**SHORT PROBLEM**
Every line containing the word "this" needs to be found and copied.

======== RECORDS PROVIDED ========

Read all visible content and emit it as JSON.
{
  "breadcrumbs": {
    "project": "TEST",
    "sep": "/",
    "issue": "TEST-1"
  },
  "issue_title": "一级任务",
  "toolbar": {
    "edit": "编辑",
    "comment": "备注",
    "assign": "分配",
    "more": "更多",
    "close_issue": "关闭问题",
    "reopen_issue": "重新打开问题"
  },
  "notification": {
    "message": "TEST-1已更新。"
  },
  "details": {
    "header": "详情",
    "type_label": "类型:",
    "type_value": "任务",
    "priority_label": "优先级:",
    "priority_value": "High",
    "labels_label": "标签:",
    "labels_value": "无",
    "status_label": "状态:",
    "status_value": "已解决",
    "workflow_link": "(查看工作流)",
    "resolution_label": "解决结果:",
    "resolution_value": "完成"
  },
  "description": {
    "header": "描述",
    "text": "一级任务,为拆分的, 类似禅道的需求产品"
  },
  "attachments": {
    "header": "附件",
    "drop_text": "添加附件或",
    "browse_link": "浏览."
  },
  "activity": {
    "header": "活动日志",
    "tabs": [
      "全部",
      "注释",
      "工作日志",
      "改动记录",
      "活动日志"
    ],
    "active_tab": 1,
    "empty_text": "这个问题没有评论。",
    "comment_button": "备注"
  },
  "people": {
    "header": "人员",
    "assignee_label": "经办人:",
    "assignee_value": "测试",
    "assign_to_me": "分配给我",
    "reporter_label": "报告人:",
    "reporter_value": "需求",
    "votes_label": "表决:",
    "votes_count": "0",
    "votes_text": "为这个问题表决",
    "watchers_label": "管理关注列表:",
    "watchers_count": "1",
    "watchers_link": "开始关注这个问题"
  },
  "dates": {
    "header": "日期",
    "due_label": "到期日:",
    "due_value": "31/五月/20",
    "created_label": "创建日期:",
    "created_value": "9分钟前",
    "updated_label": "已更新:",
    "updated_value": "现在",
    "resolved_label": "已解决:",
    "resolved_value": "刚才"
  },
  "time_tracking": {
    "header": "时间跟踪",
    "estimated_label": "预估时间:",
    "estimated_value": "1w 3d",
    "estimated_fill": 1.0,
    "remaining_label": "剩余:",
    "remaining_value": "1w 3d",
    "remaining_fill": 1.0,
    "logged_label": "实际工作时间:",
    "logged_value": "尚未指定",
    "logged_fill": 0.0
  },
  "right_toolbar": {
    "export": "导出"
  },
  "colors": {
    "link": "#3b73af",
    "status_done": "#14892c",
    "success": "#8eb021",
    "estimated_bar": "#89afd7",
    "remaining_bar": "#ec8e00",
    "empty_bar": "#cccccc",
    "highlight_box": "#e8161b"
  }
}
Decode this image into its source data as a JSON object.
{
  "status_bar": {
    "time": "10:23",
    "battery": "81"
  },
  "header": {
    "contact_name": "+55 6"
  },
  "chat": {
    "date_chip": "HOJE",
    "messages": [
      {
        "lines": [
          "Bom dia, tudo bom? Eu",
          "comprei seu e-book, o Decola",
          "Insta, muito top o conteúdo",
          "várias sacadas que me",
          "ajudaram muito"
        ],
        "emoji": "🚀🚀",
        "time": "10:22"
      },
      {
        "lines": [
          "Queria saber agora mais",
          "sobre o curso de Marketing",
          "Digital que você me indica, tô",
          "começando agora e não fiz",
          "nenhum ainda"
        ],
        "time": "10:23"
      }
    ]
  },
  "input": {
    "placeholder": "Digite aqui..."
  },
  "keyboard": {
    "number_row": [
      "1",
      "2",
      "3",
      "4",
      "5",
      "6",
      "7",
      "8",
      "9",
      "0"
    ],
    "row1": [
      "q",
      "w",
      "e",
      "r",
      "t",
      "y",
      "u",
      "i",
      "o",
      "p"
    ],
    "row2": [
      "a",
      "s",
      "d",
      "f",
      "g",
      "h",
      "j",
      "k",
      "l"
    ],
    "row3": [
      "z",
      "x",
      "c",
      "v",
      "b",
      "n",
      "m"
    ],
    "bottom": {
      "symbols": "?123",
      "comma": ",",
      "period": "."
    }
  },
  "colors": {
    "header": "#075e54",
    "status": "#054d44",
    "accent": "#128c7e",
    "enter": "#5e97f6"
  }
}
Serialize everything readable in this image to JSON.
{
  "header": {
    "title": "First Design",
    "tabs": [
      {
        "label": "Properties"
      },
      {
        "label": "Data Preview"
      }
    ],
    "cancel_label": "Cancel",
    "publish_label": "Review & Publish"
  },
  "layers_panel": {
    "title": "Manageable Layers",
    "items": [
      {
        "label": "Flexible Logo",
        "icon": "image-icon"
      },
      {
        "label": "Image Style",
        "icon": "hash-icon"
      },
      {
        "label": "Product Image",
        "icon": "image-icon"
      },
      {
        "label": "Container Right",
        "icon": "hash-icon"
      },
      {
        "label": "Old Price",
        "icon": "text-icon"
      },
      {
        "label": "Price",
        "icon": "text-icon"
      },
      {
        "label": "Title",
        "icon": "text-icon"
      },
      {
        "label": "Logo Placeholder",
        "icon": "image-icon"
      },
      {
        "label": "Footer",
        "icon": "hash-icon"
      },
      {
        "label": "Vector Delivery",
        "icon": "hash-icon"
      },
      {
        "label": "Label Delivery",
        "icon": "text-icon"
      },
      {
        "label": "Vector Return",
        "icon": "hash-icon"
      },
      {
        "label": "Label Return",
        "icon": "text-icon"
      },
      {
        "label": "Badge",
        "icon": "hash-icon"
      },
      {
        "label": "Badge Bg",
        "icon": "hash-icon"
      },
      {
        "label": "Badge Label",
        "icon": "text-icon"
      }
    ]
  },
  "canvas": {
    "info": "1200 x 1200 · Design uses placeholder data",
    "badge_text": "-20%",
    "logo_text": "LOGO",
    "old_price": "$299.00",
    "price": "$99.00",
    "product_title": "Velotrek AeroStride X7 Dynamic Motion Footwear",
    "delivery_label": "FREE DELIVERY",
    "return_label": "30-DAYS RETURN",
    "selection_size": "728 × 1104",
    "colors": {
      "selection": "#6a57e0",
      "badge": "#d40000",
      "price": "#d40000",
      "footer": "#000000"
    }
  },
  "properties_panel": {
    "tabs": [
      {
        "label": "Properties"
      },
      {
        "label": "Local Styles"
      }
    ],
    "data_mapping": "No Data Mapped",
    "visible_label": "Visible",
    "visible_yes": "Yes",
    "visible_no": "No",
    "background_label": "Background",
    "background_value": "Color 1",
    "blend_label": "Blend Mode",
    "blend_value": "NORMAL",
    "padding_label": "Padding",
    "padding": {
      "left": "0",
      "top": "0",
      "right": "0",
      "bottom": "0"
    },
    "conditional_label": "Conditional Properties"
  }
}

========

**RESULT**
Decode this image into its source data as a JSON object.
Serialize everything readable in this image to JSON.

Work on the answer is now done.